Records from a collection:
↓↓↓

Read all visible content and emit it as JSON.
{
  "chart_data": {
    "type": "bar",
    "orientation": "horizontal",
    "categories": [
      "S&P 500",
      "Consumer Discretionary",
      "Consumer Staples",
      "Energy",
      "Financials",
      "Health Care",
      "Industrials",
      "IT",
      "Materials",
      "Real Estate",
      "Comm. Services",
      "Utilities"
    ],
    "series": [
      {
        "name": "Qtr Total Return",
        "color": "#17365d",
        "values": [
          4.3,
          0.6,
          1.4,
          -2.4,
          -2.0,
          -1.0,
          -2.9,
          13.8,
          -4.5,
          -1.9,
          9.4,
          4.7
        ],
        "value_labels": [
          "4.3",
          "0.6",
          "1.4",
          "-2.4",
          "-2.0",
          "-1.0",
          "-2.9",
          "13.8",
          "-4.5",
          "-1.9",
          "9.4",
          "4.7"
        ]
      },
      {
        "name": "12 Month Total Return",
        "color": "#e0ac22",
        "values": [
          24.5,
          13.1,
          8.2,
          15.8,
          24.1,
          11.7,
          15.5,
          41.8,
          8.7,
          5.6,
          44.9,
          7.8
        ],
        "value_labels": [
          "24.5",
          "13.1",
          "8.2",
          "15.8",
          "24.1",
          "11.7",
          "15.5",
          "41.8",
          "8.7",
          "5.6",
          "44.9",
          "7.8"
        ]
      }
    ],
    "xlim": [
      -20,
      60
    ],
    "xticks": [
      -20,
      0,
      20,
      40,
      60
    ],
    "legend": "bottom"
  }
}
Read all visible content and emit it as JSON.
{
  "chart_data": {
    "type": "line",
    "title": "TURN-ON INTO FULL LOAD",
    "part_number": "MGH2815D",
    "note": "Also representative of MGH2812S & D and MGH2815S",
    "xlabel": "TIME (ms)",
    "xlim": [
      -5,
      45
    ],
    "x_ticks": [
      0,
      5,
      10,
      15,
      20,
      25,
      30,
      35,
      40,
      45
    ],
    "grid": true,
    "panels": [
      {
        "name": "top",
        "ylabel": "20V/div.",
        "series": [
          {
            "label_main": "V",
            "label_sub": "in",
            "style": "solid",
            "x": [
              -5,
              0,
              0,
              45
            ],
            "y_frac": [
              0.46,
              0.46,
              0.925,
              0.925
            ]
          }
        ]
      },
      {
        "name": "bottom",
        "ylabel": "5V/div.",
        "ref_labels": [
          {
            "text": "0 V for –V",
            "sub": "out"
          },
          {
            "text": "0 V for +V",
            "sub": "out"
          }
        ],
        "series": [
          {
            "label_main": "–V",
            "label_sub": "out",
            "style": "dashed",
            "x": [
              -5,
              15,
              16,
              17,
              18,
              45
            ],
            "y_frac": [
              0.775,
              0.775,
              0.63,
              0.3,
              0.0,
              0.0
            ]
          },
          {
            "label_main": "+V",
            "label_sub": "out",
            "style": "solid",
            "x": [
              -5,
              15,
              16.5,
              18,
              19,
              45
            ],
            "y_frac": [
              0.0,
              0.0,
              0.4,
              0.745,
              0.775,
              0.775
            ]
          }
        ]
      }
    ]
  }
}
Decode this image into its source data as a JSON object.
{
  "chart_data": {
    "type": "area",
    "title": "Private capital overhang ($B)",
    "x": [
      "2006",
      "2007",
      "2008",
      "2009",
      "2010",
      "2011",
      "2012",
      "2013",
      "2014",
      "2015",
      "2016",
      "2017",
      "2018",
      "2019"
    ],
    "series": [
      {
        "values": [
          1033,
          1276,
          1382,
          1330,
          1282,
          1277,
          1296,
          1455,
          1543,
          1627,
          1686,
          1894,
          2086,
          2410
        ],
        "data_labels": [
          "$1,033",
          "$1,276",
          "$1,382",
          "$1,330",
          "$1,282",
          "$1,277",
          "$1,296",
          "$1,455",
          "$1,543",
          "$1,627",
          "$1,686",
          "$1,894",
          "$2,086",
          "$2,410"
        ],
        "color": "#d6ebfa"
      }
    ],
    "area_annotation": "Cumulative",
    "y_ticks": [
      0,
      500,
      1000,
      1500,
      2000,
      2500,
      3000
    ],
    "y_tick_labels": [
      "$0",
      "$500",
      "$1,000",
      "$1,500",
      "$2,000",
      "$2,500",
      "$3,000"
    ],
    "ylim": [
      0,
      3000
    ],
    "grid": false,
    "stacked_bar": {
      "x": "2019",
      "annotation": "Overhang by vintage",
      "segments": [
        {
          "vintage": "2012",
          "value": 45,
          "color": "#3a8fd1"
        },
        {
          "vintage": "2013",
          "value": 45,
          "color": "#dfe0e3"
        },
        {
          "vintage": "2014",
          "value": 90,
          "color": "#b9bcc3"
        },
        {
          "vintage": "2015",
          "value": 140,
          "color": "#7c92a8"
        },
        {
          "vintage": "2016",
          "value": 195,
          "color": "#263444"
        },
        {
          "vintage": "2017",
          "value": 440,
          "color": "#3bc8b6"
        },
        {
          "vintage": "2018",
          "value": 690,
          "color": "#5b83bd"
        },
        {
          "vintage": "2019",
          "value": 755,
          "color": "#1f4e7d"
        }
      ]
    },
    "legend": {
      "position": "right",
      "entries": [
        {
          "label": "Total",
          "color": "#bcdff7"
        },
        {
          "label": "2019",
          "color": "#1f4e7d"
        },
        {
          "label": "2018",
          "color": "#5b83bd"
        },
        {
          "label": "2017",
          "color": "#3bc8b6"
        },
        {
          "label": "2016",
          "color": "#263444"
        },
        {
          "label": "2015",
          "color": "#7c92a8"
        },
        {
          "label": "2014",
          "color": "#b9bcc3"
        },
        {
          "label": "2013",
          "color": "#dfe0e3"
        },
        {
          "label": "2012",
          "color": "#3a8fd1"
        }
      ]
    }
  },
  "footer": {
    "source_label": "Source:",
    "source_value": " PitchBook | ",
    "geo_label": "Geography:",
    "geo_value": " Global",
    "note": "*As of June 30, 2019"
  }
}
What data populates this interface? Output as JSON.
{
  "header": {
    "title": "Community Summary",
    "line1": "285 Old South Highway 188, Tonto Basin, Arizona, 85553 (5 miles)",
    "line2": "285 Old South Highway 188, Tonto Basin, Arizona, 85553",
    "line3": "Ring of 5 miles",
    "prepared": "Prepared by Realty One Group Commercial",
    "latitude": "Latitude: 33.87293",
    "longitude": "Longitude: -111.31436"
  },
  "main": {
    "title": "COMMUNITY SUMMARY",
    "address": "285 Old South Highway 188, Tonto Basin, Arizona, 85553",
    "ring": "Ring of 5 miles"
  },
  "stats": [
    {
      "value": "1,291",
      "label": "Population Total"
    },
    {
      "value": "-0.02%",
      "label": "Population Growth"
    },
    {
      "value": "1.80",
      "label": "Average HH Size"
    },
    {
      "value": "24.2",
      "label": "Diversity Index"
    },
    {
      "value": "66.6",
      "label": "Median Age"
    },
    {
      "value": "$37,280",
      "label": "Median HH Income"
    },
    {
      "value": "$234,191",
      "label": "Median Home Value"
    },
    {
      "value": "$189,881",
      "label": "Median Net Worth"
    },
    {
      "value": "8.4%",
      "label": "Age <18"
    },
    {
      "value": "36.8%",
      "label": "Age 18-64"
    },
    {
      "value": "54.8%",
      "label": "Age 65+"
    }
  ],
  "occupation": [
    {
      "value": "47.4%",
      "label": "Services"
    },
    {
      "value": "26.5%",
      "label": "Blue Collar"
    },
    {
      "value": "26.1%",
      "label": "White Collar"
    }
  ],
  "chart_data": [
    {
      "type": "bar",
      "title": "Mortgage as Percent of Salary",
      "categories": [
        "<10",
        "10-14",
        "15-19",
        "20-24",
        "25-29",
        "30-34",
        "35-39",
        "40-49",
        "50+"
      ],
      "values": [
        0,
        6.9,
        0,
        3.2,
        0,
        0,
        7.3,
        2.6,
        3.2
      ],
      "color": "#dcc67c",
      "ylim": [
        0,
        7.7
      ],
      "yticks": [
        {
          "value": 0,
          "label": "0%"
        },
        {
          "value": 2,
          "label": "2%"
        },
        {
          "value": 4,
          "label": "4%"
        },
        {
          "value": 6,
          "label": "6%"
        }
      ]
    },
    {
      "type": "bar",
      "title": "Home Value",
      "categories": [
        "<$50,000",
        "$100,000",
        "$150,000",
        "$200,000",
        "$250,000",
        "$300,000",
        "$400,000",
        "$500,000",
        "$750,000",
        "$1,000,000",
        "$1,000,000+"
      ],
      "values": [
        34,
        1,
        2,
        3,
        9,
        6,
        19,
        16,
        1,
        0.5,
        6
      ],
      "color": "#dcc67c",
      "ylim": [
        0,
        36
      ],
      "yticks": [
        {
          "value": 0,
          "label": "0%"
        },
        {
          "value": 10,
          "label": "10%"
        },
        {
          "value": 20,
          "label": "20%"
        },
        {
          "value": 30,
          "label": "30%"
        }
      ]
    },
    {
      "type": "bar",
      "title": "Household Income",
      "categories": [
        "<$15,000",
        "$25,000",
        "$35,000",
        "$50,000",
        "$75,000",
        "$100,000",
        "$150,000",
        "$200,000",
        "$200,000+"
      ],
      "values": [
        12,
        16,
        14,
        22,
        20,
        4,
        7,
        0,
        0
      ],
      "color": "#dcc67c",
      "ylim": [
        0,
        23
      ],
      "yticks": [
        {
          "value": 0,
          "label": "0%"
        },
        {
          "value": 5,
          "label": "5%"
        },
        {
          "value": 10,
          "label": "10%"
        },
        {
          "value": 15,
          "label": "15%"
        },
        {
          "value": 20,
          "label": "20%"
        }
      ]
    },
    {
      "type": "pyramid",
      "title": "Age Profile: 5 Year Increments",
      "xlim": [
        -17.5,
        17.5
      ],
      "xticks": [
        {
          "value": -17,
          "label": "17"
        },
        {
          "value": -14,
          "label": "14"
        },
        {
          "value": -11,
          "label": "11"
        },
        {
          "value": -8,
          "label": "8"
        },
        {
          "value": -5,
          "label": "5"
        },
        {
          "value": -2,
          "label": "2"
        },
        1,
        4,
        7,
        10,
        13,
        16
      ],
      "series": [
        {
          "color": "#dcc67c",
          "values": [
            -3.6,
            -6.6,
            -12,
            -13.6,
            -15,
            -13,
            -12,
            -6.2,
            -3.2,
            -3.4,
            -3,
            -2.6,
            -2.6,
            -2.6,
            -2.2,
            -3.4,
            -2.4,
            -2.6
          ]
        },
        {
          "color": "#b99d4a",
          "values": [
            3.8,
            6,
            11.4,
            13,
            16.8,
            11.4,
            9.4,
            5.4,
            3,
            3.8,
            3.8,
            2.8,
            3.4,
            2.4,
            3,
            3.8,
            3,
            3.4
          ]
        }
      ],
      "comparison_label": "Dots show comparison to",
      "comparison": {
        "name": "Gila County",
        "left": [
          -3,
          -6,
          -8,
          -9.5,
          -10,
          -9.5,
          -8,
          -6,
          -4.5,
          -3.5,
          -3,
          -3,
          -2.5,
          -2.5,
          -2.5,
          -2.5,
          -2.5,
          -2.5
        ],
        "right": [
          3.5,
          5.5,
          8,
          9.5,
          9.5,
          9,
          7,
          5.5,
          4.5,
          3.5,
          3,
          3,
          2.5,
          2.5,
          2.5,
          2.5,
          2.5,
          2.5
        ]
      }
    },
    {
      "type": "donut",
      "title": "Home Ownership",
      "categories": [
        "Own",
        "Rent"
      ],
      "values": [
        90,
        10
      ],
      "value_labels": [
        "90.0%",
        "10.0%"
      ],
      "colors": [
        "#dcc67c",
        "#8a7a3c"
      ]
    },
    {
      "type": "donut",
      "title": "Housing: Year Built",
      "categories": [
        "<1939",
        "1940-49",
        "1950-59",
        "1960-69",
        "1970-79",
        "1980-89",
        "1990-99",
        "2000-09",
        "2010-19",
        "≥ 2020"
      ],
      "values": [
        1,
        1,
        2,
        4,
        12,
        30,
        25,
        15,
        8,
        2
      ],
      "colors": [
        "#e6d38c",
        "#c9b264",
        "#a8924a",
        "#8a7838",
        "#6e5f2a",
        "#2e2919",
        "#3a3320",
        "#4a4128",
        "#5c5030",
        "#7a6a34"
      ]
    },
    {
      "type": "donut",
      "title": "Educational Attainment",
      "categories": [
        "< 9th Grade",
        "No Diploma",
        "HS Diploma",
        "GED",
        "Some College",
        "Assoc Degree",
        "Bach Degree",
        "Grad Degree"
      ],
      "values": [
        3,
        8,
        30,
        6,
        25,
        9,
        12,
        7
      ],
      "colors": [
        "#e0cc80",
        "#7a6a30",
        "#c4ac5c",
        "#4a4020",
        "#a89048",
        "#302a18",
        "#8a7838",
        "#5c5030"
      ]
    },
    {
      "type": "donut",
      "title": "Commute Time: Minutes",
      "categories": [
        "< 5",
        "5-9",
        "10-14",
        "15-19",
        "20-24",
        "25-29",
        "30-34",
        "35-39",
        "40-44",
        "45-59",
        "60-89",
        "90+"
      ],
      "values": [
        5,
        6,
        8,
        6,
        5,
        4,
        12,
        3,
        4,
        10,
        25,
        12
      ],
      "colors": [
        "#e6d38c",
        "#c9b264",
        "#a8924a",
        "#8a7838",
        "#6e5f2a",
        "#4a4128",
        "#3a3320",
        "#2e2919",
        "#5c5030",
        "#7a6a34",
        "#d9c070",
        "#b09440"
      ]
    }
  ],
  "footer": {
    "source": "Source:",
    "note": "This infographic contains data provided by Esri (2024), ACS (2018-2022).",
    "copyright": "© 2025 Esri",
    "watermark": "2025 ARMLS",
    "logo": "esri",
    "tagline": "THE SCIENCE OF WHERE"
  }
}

↑↑↑

Reproduce every line from the entries that holds the word "Total".

-- Exercise output --
        "name": "Qtr Total Return",
        "name": "12 Month Total Return",
          "label": "Total",
      "label": "Population Total"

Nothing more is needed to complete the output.